STATED GOAL: Type out the complete listing below word for word, without its pictures.

DATA FOR THE TASK:
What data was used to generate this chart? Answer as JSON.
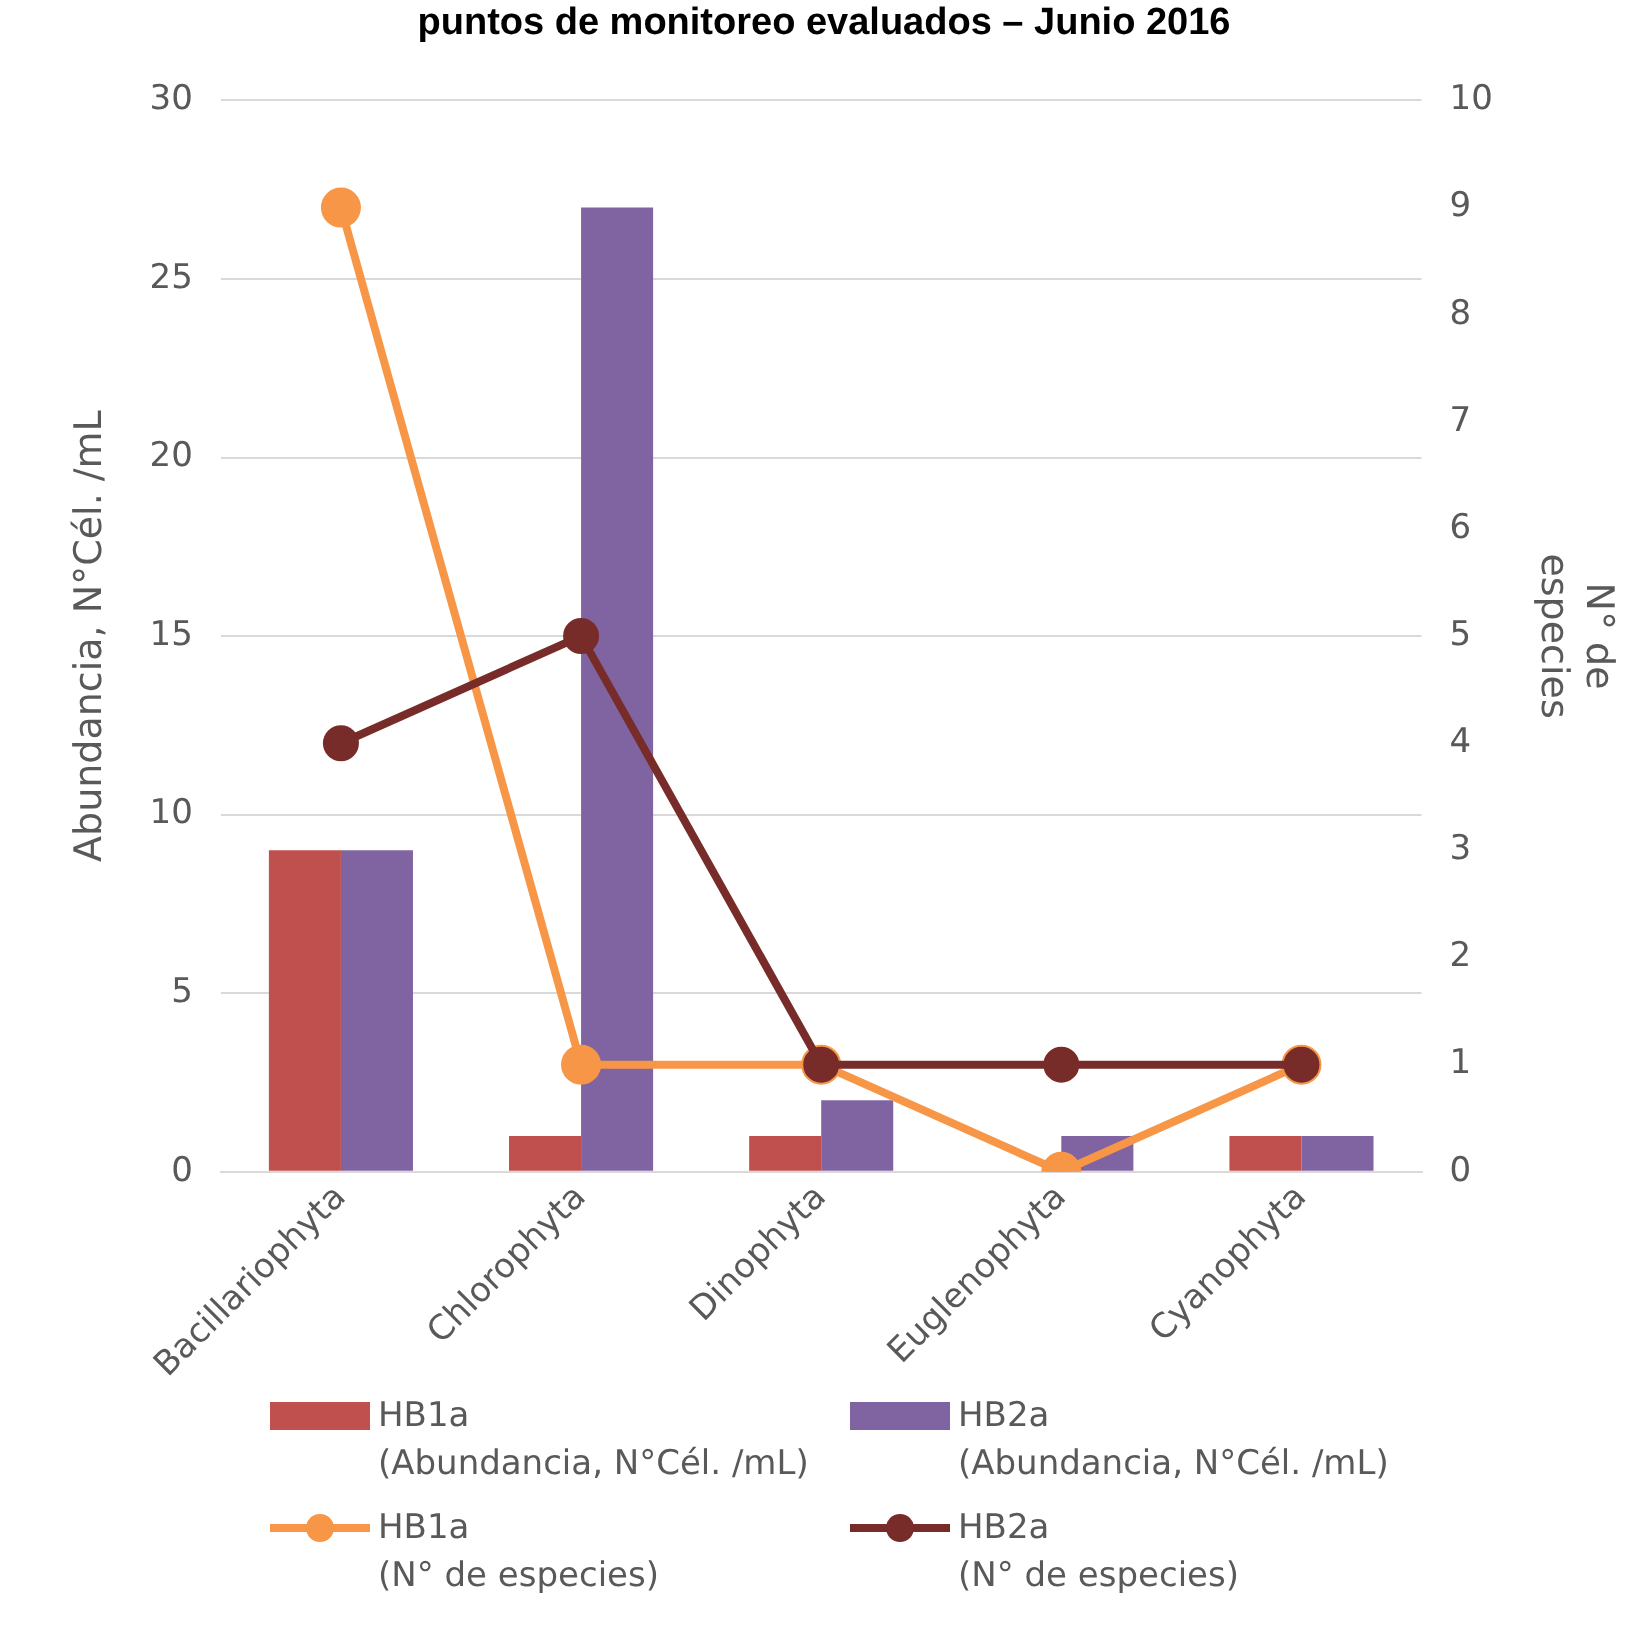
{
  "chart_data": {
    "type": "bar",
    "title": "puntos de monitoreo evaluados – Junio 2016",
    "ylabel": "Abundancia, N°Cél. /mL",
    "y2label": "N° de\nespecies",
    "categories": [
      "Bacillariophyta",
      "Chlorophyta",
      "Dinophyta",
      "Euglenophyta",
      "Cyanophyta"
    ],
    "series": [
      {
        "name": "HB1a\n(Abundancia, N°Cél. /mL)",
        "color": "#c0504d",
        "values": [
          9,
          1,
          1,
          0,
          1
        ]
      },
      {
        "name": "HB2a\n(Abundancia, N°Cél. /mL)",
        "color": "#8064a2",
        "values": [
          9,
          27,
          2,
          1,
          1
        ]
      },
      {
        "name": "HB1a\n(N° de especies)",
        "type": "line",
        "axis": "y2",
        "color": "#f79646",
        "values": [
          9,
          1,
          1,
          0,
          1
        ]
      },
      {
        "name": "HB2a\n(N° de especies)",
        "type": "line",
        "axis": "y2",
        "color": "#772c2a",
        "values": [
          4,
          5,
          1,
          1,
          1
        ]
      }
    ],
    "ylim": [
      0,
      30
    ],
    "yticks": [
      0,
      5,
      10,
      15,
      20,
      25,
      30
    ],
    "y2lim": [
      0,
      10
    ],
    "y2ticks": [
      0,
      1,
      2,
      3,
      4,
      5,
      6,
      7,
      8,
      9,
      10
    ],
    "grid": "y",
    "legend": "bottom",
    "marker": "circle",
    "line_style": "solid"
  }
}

REPLY:
What data was used to generate this chart? Answer as JSON.
{
  "chart_data": {
    "type": "bar",
    "title": "puntos de monitoreo evaluados – Junio 2016",
    "ylabel": "Abundancia, N°Cél. /mL",
    "y2label": "N° de\nespecies",
    "categories": [
      "Bacillariophyta",
      "Chlorophyta",
      "Dinophyta",
      "Euglenophyta",
      "Cyanophyta"
    ],
    "series": [
      {
        "name": "HB1a\n(Abundancia, N°Cél. /mL)",
        "color": "#c0504d",
        "values": [
          9,
          1,
          1,
          0,
          1
        ]
      },
      {
        "name": "HB2a\n(Abundancia, N°Cél. /mL)",
        "color": "#8064a2",
        "values": [
          9,
          27,
          2,
          1,
          1
        ]
      },
      {
        "name": "HB1a\n(N° de especies)",
        "type": "line",
        "axis": "y2",
        "color": "#f79646",
        "values": [
          9,
          1,
          1,
          0,
          1
        ]
      },
      {
        "name": "HB2a\n(N° de especies)",
        "type": "line",
        "axis": "y2",
        "color": "#772c2a",
        "values": [
          4,
          5,
          1,
          1,
          1
        ]
      }
    ],
    "ylim": [
      0,
      30
    ],
    "yticks": [
      0,
      5,
      10,
      15,
      20,
      25,
      30
    ],
    "y2lim": [
      0,
      10
    ],
    "y2ticks": [
      0,
      1,
      2,
      3,
      4,
      5,
      6,
      7,
      8,
      9,
      10
    ],
    "grid": "y",
    "legend": "bottom",
    "marker": "circle",
    "line_style": "solid"
  }
}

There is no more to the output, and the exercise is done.